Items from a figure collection

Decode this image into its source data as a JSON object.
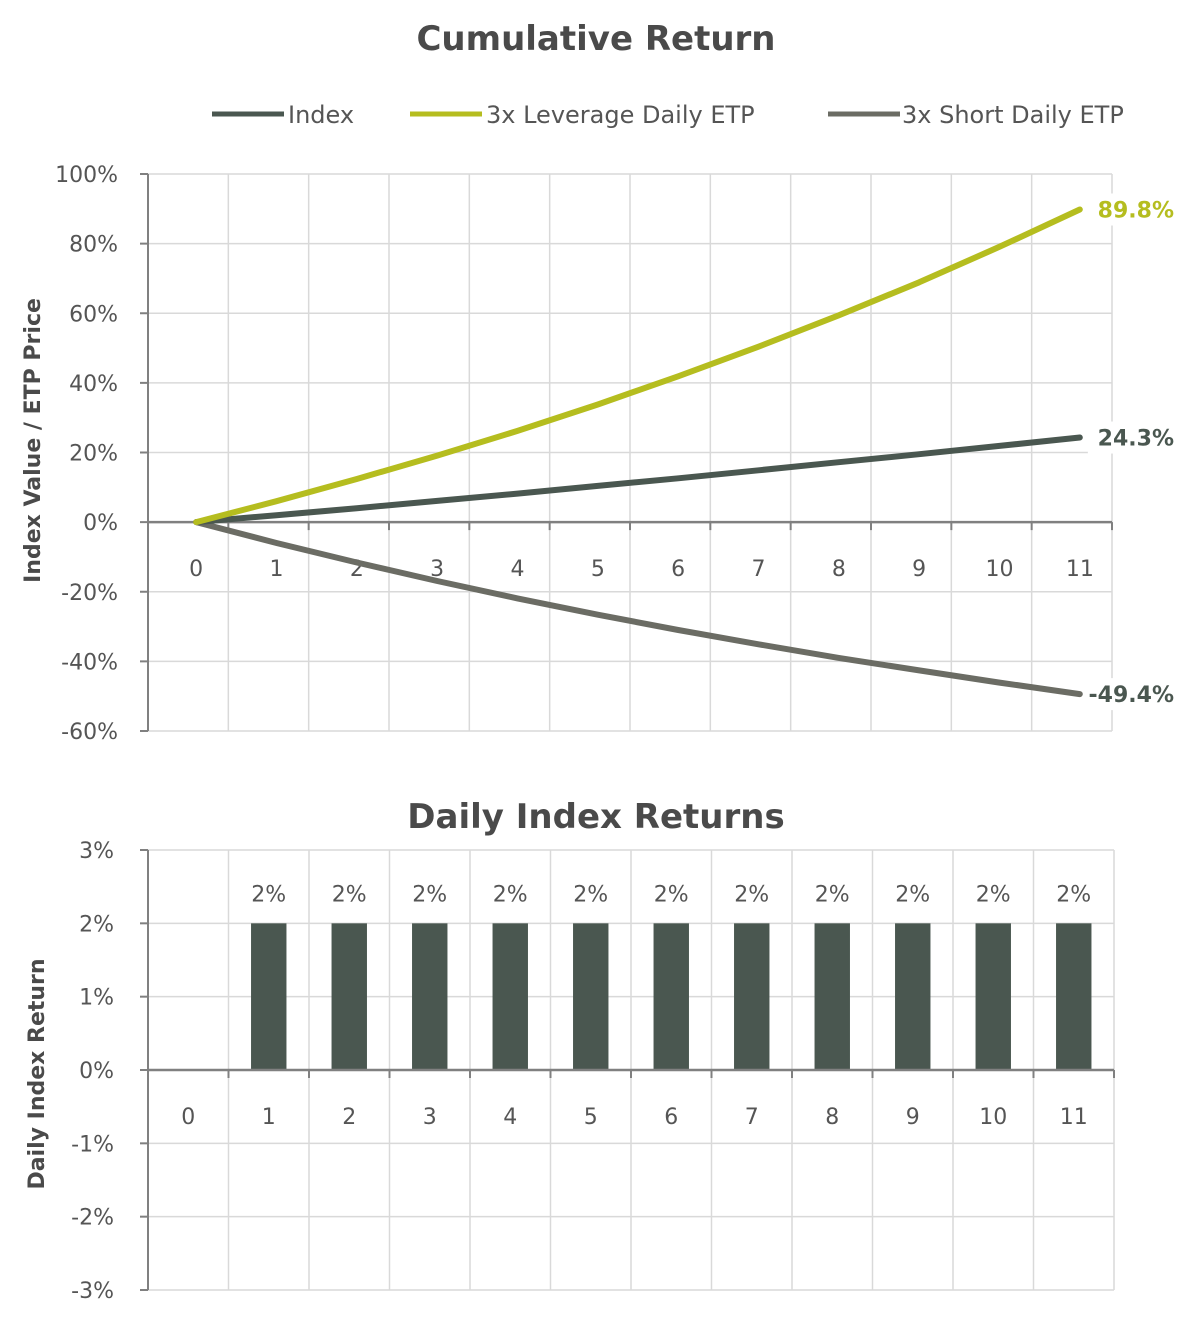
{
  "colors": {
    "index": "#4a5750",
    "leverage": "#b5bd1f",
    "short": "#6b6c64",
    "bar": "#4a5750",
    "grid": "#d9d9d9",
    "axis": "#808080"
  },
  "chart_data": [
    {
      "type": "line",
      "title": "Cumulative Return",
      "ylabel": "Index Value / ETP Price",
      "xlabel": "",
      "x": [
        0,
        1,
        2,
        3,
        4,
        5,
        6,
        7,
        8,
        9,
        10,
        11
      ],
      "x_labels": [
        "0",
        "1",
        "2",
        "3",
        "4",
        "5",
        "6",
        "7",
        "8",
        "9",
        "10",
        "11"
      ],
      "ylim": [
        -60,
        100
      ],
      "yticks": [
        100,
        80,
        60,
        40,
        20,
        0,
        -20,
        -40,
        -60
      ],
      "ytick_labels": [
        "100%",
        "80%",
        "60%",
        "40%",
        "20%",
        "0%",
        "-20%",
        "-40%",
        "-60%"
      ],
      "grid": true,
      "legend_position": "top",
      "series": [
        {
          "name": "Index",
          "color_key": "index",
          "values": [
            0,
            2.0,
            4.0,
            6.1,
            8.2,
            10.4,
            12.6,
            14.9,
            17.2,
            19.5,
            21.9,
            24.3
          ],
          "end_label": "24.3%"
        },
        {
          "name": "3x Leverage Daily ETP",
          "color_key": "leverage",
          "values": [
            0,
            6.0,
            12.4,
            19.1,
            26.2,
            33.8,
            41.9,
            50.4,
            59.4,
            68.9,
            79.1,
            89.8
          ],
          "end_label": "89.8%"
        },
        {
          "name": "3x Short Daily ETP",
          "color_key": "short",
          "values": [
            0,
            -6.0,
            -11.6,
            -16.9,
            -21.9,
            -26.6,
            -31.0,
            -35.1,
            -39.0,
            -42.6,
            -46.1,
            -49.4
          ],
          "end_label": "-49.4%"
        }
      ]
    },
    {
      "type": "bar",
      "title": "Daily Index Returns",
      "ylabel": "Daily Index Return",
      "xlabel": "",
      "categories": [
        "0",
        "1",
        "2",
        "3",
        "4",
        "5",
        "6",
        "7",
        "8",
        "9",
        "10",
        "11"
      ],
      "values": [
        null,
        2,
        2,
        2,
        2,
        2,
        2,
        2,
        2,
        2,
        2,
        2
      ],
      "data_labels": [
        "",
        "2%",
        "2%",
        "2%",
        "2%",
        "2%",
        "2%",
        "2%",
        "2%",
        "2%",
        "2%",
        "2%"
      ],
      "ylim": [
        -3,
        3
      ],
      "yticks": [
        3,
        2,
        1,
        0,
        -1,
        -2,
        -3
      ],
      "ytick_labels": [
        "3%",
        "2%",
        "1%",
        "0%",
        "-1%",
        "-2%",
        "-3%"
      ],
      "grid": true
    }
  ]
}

• **Stated goal**: Pull out every line of the records above that contains the word "name".

• **Output for this task**:
          "name": "Index",
          "name": "3x Leverage Daily ETP",
          "name": "3x Short Daily ETP",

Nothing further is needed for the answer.